■ Exercise aim:
Leave out the pictures and repeat every record exactly.

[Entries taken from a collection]
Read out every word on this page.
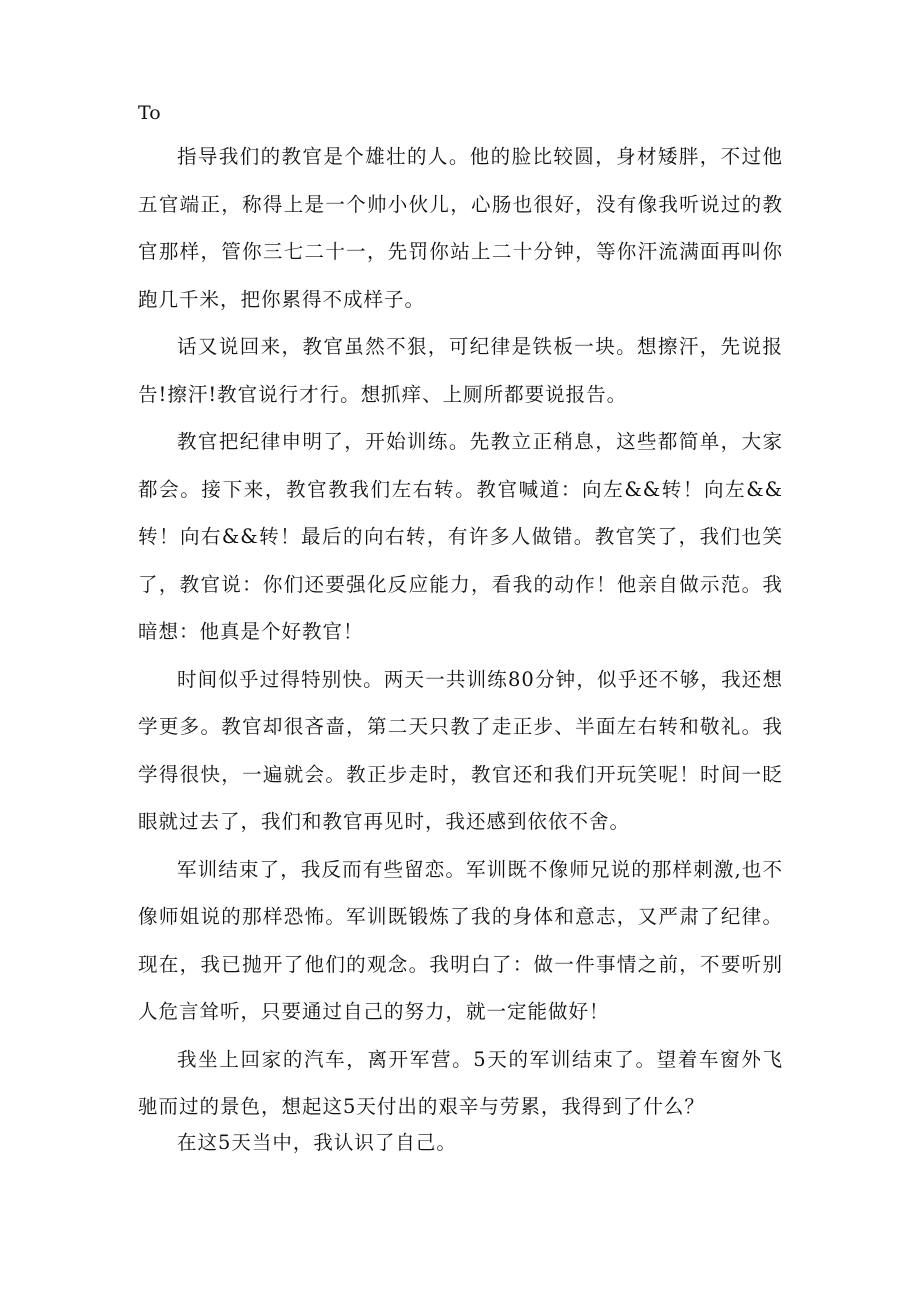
To

指导我们的教官是个雄壮的人。他的脸比较圆，身材矮胖，不过他五官端正，称得上是一个帅小伙儿，心肠也很好，没有像我听说过的教官那样，管你三七二十一，先罚你站上二十分钟，等你汗流满面再叫你跑几千米，把你累得不成样子。

话又说回来，教官虽然不狠，可纪律是铁板一块。想擦汗，先说报告!擦汗!教官说行才行。想抓痒、上厕所都要说报告。

教官把纪律申明了，开始训练。先教立正稍息，这些都简单，大家都会。接下来，教官教我们左右转。教官喊道：向左&&转！向左&&转！向右&&转！最后的向右转，有许多人做错。教官笑了，我们也笑了，教官说：你们还要强化反应能力，看我的动作！他亲自做示范。我暗想：他真是个好教官！

时间似乎过得特别快。两天一共训练80分钟，似乎还不够，我还想学更多。教官却很吝啬，第二天只教了走正步、半面左右转和敬礼。我学得很快，一遍就会。教正步走时，教官还和我们开玩笑呢！时间一眨眼就过去了，我们和教官再见时，我还感到依依不舍。

军训结束了，我反而有些留恋。军训既不像师兄说的那样刺激,也不像师姐说的那样恐怖。军训既锻炼了我的身体和意志，又严肃了纪律。现在，我已抛开了他们的观念。我明白了：做一件事情之前，不要听别人危言耸听，只要通过自己的努力，就一定能做好！

我坐上回家的汽车，离开军营。5天的军训结束了。望着车窗外飞驰而过的景色，想起这5天付出的艰辛与劳累，我得到了什么？

在这5天当中，我认识了自己。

■ Solution to this exercise:
Read out every word on this page.
To

指导我们的教官是个雄壮的人。他的脸比较圆，身材矮胖，不过他五官端正，称得上是一个帅小伙儿，心肠也很好，没有像我听说过的教官那样，管你三七二十一，先罚你站上二十分钟，等你汗流满面再叫你跑几千米，把你累得不成样子。

话又说回来，教官虽然不狠，可纪律是铁板一块。想擦汗，先说报告!擦汗!教官说行才行。想抓痒、上厕所都要说报告。

教官把纪律申明了，开始训练。先教立正稍息，这些都简单，大家都会。接下来，教官教我们左右转。教官喊道：向左&&转！向左&&转！向右&&转！最后的向右转，有许多人做错。教官笑了，我们也笑了，教官说：你们还要强化反应能力，看我的动作！他亲自做示范。我暗想：他真是个好教官！

时间似乎过得特别快。两天一共训练80分钟，似乎还不够，我还想学更多。教官却很吝啬，第二天只教了走正步、半面左右转和敬礼。我学得很快，一遍就会。教正步走时，教官还和我们开玩笑呢！时间一眨眼就过去了，我们和教官再见时，我还感到依依不舍。

军训结束了，我反而有些留恋。军训既不像师兄说的那样刺激,也不像师姐说的那样恐怖。军训既锻炼了我的身体和意志，又严肃了纪律。现在，我已抛开了他们的观念。我明白了：做一件事情之前，不要听别人危言耸听，只要通过自己的努力，就一定能做好！

我坐上回家的汽车，离开军营。5天的军训结束了。望着车窗外飞驰而过的景色，想起这5天付出的艰辛与劳累，我得到了什么？

在这5天当中，我认识了自己。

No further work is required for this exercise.